TASK REQUIREMENTS » In the passage about the Voynich Manuscript below, rewrite the paragraph that begins "The Voynich Manuscript is an illustrated book" as a short bulleted list that keeps its main facts.

PASSAGE TO READ »
-- Opening Marker --

The Voynich Manuscript is an illustrated book written in an unidentified language in unknown script. More information on it can be found at Rene Zandbergen's site. Radiocarbon dating fixes its creation during the first half of the 15th century. Details of some of its illustrations tend to confirm this, and hint that its most likely origin is northern Italy, although this is by no means certain. Straightforward statistical analysis shows that the text possesses certain properties common to natural languages, e.g. the frequencies of glyphs and words closely follow Zipf's Law. Beyond this, very little is known about it.
A Statistical Approach
Many people have analysed the manuscript statistically, but with very limited success. For example, Prescott Currier reported in Papers on the Voynich Manuscript that the text is in two separate languages or dialects, now commonly referred to as Currier A and Currier B. It will be shown here that this distinction is somewhat fuzzy. There are differences (see A Principal Component Analysis of the Voynich Manuscript Words), but these can be explained more simply by differences in the text's subject matter.
Sarah Goslee carried out a similar PCA in 2006. Her results are in Voynich Manuscript - Basic Analyses.
The manuscript is divided up into different illustrated and non-illustrated sections. These are
NB: When the manuscript was created, there was a fine distinction between astronomy and astrology, and what is meant by cosmology here is unclear. The biological pages contain pictures of naked women in a series of tubes. (This sounds like a description of the Internet, but is highly unusual in mediaeval manuscripts. The only one I'm aware of bearing any resemblance is Petrus de Ebulo, De balneis puteolanis.) The recipes are simply text with some stars in the margin.
The text is in what appear to be words separated by spaces.
These words were first ordered by descending frequency, down to those
occurring only five times in the entire manuscript. Each word was
represented as a separate basis vector in a 960-dimensional space.

-- Closing Marker --

EXTRACTED MATERIAL »
-- Opening Marker --

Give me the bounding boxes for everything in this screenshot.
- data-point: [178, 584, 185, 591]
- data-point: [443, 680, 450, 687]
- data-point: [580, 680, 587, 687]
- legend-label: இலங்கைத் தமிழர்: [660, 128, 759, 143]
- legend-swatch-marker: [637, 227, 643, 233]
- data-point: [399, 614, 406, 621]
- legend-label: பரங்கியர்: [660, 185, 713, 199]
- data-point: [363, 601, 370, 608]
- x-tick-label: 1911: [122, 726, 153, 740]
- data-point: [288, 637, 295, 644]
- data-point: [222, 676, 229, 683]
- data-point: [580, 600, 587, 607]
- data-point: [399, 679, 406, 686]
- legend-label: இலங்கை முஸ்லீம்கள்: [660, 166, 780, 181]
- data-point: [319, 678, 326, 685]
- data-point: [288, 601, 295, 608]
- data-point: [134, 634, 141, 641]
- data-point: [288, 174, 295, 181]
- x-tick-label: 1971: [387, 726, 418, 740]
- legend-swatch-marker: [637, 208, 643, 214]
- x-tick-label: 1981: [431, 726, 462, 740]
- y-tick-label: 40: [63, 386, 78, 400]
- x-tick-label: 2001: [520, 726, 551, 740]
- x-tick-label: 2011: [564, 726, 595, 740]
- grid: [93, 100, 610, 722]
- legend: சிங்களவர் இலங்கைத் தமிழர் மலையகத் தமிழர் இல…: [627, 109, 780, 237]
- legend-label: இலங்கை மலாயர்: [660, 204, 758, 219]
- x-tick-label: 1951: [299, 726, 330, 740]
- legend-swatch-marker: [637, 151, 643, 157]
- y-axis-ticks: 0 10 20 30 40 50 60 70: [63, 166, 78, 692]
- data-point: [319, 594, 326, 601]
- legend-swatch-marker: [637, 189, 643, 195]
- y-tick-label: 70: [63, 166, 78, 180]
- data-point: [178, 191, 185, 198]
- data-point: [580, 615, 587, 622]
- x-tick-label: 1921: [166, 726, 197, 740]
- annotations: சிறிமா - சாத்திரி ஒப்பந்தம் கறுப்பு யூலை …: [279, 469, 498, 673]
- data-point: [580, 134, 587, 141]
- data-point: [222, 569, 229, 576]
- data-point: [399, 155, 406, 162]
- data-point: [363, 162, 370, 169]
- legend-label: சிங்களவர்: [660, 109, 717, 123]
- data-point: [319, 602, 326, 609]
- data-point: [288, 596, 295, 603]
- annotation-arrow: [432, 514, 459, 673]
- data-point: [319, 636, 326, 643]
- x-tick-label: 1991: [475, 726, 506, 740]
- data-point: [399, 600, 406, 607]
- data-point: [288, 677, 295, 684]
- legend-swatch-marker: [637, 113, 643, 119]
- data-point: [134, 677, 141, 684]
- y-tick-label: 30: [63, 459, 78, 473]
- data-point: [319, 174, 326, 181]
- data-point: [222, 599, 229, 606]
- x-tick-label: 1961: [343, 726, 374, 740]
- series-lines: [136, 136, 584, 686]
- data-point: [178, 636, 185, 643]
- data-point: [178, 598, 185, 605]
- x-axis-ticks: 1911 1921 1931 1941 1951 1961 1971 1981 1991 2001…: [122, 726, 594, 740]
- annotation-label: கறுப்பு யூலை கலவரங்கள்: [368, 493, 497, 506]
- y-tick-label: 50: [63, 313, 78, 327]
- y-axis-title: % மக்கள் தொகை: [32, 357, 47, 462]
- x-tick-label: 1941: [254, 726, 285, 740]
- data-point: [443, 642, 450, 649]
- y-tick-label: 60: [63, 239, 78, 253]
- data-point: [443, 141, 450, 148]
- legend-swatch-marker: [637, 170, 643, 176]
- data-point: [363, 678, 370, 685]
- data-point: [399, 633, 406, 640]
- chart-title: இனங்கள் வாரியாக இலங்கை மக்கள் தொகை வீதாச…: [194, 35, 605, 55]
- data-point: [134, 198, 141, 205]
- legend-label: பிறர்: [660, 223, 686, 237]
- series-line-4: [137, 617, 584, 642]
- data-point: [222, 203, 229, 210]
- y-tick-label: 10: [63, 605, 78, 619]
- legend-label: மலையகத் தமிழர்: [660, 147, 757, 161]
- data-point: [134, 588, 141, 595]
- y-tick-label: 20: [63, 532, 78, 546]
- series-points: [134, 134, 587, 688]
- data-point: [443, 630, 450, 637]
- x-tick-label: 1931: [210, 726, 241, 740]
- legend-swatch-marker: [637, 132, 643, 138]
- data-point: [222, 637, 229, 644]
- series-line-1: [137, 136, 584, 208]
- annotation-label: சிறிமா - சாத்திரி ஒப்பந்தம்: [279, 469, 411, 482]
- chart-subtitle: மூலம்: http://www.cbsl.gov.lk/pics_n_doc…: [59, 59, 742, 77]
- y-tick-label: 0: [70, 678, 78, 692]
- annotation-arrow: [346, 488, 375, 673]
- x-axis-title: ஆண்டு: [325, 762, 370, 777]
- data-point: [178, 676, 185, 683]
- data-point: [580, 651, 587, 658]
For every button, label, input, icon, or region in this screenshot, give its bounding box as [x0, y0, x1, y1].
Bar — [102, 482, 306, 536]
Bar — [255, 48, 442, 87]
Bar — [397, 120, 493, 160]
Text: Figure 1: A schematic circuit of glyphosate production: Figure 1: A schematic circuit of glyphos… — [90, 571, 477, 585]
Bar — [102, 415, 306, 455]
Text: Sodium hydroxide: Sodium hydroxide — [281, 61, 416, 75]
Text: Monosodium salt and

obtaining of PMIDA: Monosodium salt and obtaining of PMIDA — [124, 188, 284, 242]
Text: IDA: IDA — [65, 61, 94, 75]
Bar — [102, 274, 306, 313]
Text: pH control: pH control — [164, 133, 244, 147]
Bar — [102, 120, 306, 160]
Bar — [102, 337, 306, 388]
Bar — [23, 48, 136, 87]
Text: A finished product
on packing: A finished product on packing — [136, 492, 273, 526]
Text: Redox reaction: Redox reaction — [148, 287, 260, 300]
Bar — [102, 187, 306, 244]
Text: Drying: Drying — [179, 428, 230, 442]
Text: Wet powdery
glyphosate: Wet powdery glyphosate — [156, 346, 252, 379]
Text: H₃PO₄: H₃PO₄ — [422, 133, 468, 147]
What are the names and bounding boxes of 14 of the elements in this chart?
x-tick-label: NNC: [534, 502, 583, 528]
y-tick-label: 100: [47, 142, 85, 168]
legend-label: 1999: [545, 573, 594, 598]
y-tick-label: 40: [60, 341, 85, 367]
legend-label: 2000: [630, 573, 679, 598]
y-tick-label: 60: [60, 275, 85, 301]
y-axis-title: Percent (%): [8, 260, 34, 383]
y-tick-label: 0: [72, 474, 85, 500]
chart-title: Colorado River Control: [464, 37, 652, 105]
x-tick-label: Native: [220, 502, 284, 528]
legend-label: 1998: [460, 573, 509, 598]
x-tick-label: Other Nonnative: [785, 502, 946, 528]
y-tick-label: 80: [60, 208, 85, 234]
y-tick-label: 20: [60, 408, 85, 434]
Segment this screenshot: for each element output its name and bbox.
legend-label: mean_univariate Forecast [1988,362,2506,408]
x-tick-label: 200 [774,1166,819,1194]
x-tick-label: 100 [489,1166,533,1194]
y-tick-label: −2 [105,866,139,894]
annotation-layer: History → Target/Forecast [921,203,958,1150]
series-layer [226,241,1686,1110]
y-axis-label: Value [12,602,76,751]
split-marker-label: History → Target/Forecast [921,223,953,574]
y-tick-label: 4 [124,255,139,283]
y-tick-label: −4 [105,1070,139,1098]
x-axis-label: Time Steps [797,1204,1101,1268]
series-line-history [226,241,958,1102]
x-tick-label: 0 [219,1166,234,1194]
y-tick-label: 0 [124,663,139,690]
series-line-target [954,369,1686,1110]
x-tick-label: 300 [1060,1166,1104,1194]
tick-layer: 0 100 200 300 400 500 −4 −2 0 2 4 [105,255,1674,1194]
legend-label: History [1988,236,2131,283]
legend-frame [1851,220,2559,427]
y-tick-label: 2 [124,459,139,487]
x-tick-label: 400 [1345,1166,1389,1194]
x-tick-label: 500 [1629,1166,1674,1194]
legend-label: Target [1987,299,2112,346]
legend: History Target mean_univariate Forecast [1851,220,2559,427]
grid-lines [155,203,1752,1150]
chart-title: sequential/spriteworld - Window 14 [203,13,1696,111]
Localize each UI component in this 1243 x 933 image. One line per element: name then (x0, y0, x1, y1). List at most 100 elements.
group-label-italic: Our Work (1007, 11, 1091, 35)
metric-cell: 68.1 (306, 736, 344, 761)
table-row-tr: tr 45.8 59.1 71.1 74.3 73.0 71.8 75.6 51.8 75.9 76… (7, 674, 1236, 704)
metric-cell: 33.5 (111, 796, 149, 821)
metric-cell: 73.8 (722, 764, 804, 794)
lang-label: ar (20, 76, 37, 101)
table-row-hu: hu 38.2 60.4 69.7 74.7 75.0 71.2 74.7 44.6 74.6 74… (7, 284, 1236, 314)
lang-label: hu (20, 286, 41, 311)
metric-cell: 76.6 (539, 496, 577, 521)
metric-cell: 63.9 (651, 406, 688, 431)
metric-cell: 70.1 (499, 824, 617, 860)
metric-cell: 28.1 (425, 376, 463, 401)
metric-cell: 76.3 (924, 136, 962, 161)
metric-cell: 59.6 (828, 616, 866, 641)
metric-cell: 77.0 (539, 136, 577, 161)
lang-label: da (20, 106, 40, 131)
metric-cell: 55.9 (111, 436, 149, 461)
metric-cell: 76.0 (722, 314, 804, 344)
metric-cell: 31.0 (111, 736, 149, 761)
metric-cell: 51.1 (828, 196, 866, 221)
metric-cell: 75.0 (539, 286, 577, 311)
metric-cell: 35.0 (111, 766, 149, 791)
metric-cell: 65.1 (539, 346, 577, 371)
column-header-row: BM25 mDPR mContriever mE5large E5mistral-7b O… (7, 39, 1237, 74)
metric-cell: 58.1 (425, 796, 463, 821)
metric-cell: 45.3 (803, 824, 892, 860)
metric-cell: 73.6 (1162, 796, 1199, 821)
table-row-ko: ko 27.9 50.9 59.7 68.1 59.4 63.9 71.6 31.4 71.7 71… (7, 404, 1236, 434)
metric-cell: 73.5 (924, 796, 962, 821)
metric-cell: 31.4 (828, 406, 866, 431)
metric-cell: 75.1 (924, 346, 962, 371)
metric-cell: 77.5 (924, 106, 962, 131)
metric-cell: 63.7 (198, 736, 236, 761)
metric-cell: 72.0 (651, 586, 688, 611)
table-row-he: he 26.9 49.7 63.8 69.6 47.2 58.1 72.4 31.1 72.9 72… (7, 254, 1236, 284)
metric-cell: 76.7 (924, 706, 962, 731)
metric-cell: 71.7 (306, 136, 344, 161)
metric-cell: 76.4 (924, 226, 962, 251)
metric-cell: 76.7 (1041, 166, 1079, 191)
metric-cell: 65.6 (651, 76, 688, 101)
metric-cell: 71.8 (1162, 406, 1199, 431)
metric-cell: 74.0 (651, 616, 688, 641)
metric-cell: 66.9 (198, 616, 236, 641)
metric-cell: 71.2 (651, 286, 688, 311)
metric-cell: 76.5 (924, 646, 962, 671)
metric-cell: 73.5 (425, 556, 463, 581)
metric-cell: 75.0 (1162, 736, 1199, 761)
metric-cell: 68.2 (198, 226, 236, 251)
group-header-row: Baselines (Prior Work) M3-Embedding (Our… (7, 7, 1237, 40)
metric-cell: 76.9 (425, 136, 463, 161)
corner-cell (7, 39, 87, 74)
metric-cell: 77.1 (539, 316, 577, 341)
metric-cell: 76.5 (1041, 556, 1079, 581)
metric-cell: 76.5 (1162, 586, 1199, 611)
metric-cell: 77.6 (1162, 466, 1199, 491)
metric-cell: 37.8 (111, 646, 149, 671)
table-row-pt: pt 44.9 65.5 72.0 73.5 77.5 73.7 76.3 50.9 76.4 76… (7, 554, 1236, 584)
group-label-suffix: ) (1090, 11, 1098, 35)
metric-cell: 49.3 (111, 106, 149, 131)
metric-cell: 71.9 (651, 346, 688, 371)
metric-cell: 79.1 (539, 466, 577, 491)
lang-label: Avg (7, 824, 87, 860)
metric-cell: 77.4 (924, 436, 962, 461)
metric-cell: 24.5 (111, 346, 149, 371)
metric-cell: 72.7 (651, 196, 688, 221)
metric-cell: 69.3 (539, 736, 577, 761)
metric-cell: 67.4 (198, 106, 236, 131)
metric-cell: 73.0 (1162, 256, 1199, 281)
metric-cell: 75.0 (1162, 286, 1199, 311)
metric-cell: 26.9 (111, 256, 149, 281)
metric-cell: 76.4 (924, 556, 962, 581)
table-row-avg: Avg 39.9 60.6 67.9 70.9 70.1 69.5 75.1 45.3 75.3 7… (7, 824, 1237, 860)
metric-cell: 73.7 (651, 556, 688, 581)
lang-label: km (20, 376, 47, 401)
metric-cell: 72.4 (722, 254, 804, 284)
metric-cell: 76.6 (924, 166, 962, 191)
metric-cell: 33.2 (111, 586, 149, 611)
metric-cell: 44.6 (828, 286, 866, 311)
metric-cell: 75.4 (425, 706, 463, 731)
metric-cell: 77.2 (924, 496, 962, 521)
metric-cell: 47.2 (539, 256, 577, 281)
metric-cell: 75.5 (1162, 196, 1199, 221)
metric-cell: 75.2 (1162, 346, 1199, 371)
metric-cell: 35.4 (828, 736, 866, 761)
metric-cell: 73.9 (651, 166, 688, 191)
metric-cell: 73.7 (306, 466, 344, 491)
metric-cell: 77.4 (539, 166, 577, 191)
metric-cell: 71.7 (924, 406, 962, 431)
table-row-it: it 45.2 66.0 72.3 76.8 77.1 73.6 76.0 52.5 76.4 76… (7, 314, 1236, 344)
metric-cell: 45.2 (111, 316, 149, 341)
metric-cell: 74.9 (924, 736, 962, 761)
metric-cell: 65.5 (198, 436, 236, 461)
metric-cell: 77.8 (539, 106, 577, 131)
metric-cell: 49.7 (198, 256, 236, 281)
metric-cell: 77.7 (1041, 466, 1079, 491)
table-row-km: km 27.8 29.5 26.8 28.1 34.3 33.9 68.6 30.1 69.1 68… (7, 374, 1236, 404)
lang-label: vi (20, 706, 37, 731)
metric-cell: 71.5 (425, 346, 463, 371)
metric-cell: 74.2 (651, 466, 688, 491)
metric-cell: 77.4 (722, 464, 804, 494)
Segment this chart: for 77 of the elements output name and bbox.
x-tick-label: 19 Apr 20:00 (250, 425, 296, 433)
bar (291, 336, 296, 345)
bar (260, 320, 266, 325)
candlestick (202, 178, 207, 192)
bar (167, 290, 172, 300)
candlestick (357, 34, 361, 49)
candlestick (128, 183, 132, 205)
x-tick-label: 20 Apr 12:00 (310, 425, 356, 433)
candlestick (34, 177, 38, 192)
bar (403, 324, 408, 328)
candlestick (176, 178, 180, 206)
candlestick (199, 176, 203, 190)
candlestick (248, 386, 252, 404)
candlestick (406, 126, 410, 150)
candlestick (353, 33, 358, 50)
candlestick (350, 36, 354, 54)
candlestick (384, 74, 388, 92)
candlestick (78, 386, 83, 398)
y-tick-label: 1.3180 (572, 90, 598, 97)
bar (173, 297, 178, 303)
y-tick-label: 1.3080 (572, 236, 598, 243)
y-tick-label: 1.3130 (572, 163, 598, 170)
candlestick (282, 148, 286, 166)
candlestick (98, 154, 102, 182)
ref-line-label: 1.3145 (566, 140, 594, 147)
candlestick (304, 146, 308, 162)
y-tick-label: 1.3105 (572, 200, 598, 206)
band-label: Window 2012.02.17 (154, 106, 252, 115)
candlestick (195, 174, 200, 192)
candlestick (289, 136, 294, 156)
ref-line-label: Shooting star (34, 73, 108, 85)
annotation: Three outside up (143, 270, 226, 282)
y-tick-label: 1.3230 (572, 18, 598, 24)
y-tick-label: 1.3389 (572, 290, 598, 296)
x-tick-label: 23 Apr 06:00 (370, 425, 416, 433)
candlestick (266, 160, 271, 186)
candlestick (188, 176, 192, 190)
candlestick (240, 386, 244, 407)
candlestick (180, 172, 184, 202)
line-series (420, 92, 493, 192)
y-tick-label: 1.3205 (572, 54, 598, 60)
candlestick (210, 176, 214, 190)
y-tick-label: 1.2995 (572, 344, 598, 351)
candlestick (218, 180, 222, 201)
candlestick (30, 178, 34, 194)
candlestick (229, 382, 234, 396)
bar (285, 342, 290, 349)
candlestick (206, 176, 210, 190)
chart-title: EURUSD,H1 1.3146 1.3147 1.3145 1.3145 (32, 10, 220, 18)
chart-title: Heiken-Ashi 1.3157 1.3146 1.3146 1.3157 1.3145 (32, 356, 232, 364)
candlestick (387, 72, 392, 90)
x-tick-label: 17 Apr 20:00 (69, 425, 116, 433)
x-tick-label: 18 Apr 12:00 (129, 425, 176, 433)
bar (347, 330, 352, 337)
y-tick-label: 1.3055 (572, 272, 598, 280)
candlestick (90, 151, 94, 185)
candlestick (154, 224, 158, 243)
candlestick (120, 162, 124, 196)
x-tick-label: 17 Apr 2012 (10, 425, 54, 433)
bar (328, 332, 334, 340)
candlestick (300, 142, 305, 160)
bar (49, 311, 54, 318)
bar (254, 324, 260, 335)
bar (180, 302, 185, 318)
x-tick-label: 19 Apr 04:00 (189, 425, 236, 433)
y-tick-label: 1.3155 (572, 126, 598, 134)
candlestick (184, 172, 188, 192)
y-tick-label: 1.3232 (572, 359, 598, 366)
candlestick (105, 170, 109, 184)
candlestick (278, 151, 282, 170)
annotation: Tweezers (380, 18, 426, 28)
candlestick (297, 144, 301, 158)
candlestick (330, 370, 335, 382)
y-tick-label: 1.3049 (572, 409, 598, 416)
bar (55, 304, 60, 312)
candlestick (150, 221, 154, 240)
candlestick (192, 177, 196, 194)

-- Closing Marker --

PROBLEM SOLUTION »
- The Voynich Manuscript is an illustrated book in an unidentified language and unknown script.
- Further information is available at Rene Zandbergen's site.
- Radiocarbon dating places its creation in the first half of the 15th century, and some illustration details support this.
- Northern Italy is its most likely origin, though this is far from certain.
- Statistical analysis shows properties common to natural languages, such as glyph and word frequencies that closely follow Zipf's Law.
- Beyond this, very little is known about it.